start Records shown

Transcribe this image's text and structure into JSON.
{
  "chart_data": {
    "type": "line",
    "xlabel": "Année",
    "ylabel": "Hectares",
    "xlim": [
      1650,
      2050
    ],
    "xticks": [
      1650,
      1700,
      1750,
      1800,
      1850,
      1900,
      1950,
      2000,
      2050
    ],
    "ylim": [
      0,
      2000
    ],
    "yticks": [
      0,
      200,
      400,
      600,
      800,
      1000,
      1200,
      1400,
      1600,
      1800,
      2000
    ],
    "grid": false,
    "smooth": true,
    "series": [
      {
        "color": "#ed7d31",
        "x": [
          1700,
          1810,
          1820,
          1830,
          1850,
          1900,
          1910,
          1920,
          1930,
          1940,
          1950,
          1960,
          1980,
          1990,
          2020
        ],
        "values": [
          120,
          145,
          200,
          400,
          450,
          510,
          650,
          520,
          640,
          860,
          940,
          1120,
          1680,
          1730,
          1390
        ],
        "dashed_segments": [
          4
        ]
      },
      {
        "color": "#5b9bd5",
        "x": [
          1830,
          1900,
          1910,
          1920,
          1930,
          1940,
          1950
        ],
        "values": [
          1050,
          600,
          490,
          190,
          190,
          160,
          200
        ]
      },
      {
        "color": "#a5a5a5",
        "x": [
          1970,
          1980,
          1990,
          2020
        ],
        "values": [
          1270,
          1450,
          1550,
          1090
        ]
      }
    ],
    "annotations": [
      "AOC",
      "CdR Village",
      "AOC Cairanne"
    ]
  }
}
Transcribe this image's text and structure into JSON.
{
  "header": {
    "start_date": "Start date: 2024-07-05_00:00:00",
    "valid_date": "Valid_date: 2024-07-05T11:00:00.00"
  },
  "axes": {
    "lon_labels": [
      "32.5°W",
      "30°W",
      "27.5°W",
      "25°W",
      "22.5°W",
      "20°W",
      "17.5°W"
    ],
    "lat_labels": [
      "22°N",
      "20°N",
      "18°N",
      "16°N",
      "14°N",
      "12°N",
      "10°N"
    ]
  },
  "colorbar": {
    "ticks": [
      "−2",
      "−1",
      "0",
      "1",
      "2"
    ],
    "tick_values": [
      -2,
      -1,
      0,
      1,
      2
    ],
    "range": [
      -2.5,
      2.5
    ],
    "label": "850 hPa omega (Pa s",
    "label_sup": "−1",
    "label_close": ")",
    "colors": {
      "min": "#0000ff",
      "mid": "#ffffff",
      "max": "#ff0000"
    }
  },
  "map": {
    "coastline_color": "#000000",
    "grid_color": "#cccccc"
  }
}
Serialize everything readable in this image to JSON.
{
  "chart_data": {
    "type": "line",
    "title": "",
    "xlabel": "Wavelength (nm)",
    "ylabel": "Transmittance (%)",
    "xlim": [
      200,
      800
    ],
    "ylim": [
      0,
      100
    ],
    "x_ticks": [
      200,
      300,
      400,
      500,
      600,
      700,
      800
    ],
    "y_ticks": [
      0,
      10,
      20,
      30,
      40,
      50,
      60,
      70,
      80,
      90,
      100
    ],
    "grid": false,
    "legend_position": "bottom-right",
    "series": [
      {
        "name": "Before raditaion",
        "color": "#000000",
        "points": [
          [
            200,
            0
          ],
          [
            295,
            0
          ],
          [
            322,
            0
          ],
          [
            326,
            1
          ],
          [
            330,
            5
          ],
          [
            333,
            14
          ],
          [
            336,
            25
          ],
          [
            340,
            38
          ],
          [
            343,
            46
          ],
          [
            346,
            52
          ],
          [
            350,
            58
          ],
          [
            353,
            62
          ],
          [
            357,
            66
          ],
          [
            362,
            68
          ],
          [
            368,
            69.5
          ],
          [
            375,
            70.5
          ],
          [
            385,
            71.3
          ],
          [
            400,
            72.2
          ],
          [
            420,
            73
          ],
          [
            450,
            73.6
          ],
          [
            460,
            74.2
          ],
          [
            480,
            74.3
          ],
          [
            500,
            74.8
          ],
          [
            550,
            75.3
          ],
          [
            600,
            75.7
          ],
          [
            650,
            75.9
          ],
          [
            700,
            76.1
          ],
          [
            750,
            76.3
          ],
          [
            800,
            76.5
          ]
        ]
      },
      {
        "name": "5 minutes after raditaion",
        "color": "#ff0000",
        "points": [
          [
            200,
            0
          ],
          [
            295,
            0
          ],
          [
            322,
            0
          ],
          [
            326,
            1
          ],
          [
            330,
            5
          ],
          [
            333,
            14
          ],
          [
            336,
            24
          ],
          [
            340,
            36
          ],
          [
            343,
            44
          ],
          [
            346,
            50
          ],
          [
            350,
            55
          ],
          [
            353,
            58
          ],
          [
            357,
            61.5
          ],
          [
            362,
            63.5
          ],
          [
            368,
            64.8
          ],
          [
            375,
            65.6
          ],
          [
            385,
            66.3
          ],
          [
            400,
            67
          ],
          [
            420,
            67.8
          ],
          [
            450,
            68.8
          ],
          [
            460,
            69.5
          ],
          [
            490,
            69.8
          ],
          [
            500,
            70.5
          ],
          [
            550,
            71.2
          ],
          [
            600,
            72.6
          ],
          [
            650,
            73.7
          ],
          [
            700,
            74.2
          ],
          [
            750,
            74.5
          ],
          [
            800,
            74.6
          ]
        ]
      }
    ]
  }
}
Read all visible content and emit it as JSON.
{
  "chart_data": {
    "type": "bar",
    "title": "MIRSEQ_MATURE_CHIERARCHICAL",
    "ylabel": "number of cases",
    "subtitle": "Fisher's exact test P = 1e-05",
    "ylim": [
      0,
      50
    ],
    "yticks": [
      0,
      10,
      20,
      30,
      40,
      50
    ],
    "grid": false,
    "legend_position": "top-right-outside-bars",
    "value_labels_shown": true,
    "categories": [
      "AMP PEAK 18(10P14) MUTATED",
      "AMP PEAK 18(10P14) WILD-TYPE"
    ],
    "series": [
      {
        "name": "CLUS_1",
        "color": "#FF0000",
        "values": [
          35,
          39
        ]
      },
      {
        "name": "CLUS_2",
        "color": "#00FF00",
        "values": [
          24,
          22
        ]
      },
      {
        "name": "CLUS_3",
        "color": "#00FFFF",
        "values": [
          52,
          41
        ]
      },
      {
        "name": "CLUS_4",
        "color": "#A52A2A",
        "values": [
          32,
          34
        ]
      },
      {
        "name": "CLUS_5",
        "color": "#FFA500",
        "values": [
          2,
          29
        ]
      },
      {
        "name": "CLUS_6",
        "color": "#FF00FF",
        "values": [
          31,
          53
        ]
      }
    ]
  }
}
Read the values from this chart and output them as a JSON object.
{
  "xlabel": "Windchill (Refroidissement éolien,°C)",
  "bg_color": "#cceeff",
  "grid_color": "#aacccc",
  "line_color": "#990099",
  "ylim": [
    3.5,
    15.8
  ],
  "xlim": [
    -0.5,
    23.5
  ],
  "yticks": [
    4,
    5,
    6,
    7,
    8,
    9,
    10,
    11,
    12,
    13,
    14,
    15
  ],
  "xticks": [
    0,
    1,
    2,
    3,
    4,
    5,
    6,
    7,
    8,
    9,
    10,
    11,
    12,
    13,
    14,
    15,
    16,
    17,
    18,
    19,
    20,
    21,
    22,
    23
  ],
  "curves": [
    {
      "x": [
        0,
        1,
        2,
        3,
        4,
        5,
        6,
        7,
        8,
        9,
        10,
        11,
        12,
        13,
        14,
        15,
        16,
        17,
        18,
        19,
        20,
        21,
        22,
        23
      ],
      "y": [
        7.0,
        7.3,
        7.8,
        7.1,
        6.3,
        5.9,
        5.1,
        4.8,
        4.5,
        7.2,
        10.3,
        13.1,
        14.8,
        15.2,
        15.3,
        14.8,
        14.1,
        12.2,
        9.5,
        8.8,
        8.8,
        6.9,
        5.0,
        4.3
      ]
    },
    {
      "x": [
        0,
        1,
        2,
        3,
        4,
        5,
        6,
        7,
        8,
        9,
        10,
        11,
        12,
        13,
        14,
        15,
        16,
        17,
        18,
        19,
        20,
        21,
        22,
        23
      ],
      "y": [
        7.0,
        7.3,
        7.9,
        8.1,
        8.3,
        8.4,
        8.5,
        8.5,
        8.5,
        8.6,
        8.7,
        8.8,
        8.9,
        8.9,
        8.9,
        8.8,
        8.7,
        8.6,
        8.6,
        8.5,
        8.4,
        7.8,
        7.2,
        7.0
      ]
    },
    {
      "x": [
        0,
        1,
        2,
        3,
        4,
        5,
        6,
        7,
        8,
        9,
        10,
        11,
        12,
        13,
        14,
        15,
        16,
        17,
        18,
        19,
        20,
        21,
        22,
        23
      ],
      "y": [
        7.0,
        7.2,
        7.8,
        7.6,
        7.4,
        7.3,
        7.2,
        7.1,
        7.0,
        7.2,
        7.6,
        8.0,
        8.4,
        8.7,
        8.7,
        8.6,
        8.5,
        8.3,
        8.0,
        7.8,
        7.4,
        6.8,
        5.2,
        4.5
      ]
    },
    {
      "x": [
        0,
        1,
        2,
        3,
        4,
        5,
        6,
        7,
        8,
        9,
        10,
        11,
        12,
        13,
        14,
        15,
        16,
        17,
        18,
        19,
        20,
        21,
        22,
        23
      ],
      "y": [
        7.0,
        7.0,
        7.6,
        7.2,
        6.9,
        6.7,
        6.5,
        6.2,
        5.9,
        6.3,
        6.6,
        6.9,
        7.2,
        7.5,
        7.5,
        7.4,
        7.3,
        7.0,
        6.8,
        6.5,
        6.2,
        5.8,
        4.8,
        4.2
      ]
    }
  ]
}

end Records shown

[Instructions to follow]
Count every line in the data that contains the word "xlabel", then give that count and nothing else.

[Answer to this task]
3